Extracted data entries
────────
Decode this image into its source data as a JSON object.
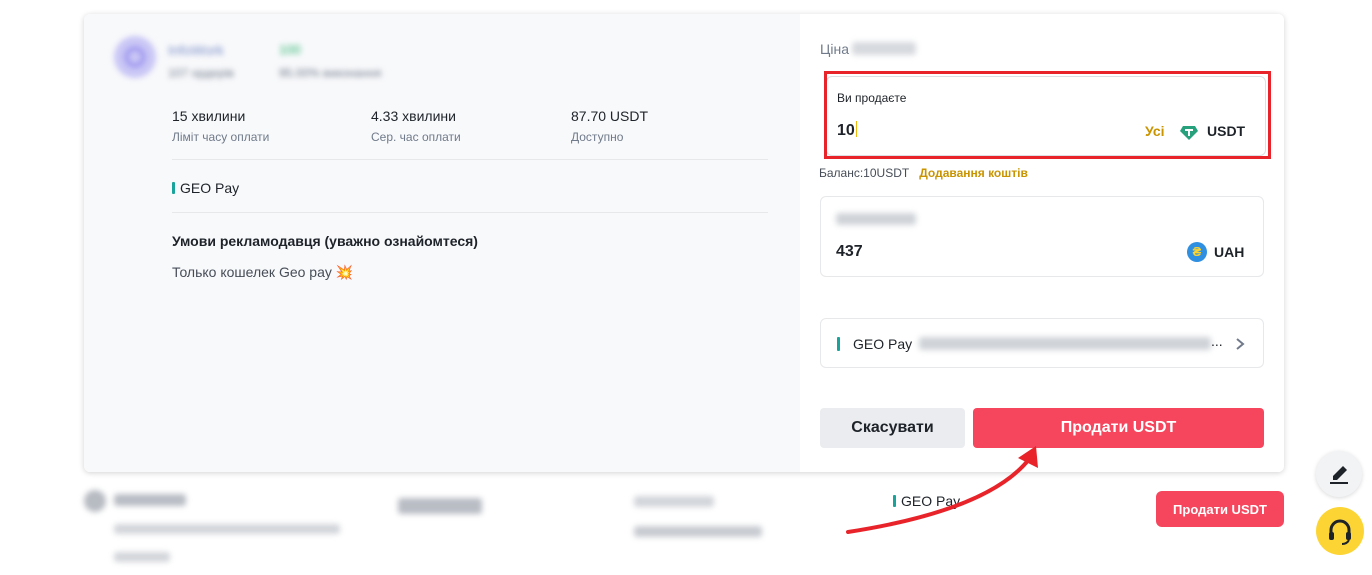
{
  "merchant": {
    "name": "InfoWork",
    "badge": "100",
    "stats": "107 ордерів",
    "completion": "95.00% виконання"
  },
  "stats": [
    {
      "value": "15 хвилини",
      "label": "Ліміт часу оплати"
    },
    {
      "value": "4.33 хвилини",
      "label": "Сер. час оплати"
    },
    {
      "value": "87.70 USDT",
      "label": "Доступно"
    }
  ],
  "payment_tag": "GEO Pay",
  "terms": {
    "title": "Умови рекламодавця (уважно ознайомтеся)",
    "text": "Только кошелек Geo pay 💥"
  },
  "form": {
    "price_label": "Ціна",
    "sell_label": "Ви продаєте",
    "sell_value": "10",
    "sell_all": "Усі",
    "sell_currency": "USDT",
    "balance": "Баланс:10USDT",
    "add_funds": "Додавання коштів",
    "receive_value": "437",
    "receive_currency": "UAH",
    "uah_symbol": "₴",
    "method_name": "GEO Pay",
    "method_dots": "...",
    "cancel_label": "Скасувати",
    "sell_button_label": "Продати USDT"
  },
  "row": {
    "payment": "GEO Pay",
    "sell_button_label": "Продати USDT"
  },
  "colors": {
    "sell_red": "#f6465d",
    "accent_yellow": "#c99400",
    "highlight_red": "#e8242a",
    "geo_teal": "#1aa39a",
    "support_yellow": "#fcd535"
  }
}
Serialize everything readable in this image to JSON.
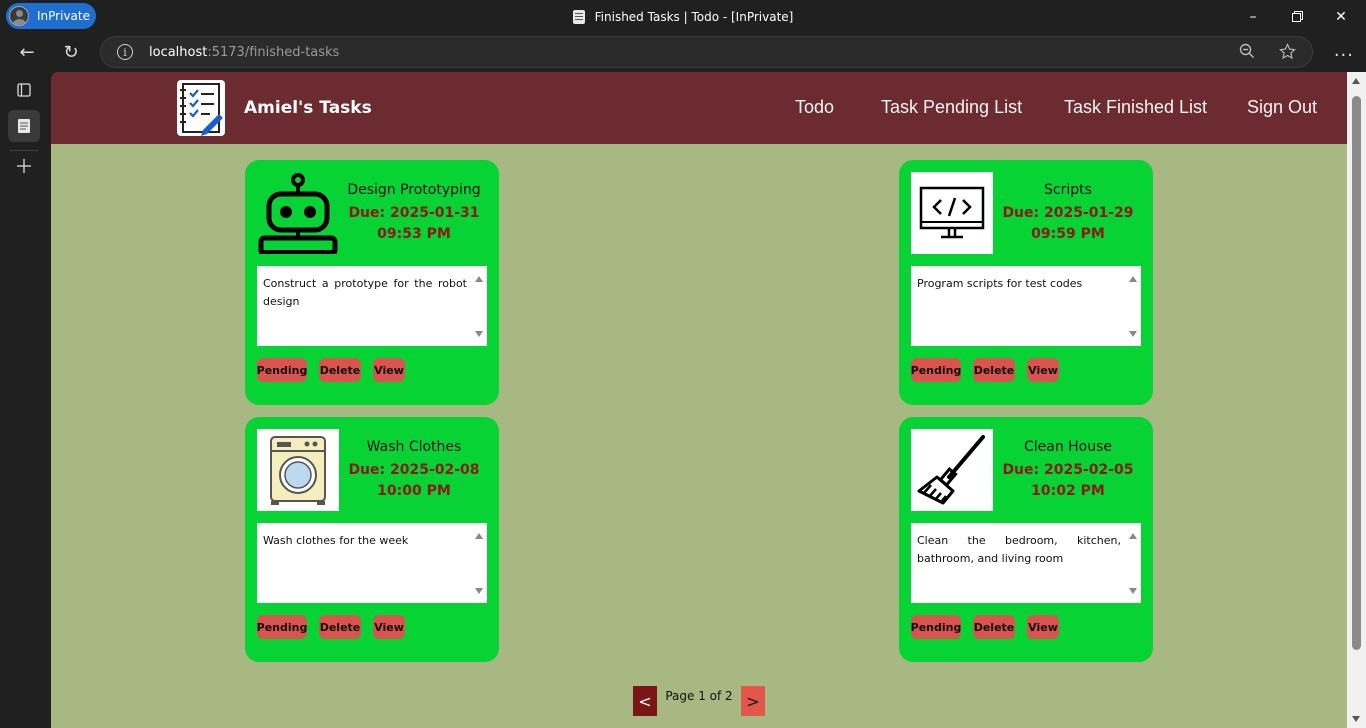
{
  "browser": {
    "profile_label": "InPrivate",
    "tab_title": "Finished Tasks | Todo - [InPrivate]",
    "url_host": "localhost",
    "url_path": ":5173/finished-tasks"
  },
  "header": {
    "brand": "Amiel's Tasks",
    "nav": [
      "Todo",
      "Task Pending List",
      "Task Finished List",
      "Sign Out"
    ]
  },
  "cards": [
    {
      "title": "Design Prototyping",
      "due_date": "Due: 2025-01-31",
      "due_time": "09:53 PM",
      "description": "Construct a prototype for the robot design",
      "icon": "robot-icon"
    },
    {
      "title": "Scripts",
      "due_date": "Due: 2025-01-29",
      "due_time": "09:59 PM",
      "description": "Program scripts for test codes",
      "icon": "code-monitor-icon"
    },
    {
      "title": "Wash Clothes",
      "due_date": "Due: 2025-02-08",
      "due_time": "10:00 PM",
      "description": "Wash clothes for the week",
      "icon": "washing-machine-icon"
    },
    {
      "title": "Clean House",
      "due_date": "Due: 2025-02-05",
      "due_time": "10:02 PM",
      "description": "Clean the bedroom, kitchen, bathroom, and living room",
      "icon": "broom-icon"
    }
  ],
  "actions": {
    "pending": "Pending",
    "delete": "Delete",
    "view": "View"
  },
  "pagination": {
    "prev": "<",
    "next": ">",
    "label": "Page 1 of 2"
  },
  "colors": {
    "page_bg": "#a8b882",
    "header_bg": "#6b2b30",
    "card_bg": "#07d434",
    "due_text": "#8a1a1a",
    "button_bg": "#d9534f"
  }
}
────────
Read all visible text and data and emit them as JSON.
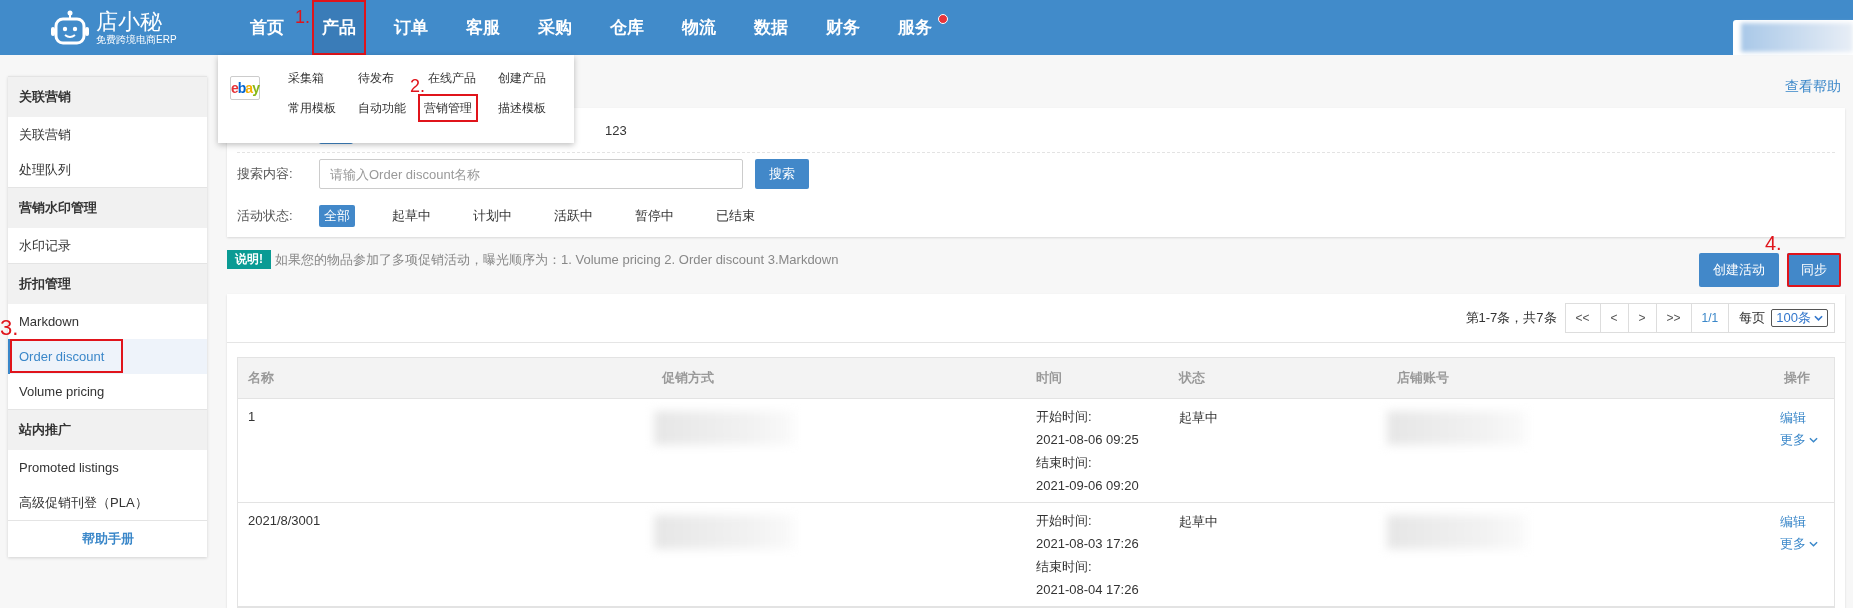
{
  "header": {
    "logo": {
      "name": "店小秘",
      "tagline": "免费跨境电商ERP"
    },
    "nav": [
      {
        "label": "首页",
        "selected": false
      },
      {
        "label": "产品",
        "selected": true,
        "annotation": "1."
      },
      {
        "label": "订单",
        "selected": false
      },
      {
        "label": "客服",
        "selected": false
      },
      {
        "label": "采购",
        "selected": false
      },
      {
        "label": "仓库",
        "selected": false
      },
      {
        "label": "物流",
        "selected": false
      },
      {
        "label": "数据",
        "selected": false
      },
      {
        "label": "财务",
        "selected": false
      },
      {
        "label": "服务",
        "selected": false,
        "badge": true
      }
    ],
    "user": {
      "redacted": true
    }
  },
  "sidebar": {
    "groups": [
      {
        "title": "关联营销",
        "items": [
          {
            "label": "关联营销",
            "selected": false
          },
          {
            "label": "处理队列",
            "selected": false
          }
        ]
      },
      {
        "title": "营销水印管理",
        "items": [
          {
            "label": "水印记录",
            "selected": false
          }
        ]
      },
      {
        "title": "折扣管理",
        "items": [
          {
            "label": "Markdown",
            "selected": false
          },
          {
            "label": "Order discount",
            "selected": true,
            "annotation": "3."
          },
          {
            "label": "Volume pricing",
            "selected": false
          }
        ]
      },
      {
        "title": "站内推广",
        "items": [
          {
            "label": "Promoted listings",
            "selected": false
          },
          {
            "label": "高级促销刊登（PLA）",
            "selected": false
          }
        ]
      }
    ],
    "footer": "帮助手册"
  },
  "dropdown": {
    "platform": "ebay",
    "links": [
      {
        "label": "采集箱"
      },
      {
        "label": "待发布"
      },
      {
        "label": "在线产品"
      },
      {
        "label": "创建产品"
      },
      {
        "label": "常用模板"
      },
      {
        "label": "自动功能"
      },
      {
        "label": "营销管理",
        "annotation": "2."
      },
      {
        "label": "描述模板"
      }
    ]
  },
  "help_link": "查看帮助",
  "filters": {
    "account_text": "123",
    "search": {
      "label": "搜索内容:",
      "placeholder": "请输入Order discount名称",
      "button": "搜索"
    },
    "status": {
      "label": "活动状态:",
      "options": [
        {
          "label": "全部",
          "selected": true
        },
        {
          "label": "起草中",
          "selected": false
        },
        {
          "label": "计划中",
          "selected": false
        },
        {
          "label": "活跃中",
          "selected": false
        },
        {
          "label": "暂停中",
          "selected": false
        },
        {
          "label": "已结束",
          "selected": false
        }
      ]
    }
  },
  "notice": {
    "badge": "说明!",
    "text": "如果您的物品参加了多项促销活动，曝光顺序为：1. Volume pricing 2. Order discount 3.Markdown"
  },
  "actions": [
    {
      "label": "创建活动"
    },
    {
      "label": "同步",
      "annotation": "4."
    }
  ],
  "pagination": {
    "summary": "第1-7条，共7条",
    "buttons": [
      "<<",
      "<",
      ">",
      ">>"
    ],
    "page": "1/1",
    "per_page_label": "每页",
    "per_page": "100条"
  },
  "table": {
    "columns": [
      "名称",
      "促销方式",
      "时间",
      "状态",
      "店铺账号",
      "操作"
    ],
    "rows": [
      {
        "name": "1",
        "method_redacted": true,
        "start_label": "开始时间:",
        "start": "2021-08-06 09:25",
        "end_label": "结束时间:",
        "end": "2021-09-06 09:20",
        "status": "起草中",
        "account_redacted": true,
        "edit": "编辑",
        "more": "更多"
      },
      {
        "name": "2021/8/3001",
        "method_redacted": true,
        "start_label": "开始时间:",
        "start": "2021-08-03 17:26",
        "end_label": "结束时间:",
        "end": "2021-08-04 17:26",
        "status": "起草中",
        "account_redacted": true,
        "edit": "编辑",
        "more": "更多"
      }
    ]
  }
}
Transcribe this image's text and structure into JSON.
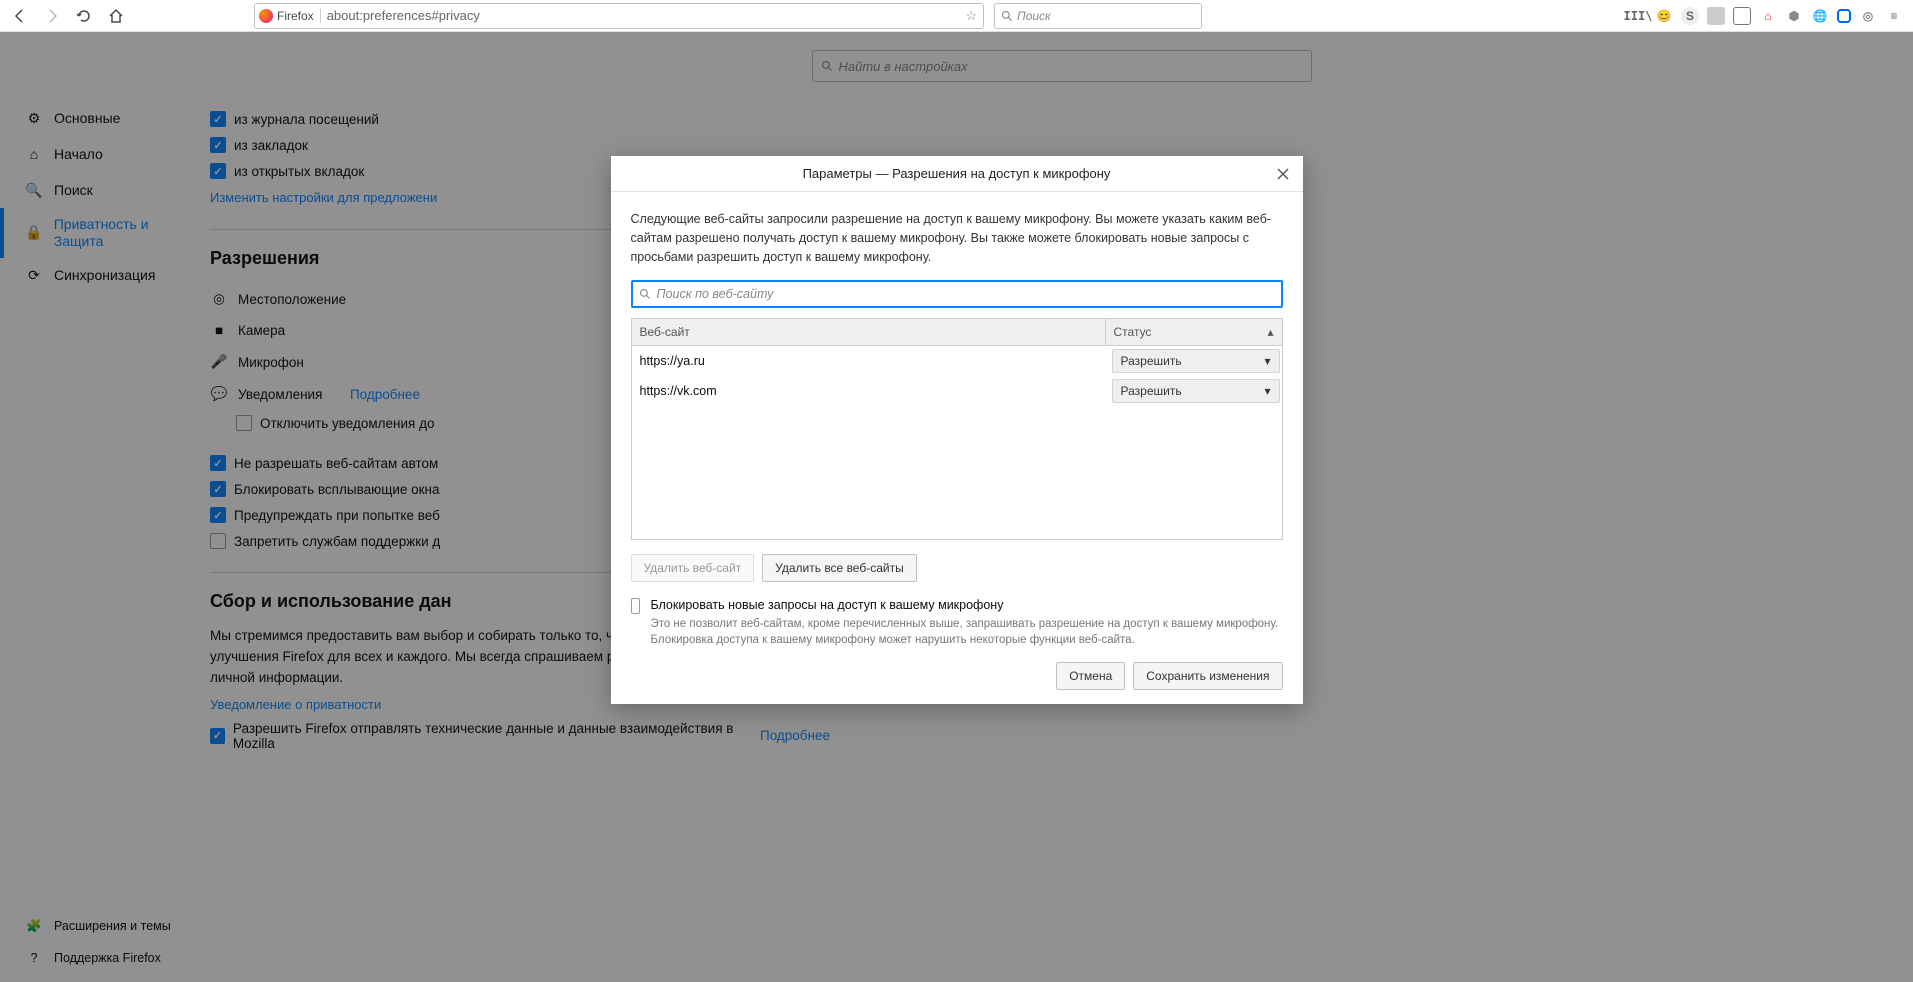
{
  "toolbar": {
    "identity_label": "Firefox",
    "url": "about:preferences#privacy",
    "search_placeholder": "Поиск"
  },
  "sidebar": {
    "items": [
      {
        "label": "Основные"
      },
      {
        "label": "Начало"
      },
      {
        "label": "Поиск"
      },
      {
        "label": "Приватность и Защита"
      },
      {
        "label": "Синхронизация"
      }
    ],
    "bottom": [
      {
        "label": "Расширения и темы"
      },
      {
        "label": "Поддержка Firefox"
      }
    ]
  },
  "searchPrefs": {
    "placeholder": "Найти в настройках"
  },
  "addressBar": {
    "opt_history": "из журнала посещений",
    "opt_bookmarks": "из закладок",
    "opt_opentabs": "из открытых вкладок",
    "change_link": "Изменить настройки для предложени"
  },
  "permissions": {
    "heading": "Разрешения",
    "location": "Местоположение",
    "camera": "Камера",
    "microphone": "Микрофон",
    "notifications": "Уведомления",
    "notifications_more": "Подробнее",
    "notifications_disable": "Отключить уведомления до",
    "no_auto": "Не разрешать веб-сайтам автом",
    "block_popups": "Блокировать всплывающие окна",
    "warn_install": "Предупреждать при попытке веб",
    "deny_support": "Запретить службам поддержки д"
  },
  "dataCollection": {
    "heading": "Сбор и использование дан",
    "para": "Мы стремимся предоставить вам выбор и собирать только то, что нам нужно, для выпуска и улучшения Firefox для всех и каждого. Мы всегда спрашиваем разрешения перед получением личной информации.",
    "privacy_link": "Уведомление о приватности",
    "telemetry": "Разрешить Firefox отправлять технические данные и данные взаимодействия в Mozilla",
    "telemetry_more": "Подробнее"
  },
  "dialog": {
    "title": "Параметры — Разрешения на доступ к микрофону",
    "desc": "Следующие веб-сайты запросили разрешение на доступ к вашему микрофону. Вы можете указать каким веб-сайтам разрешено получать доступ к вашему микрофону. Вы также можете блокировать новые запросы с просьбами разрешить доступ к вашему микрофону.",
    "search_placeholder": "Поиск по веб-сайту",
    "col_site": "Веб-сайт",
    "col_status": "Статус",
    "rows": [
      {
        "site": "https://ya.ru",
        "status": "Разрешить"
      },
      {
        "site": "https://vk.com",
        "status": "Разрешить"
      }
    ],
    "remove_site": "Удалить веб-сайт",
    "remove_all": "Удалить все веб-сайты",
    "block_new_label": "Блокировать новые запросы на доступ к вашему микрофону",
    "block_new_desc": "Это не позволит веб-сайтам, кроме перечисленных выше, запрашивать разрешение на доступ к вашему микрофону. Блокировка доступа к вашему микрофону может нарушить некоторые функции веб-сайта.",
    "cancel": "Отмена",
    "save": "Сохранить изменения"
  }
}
────────
→ **Given request**:
Note how many lines of the material contain the string "Firefox". Then report that number by itself.

→ **Response to the task**:
4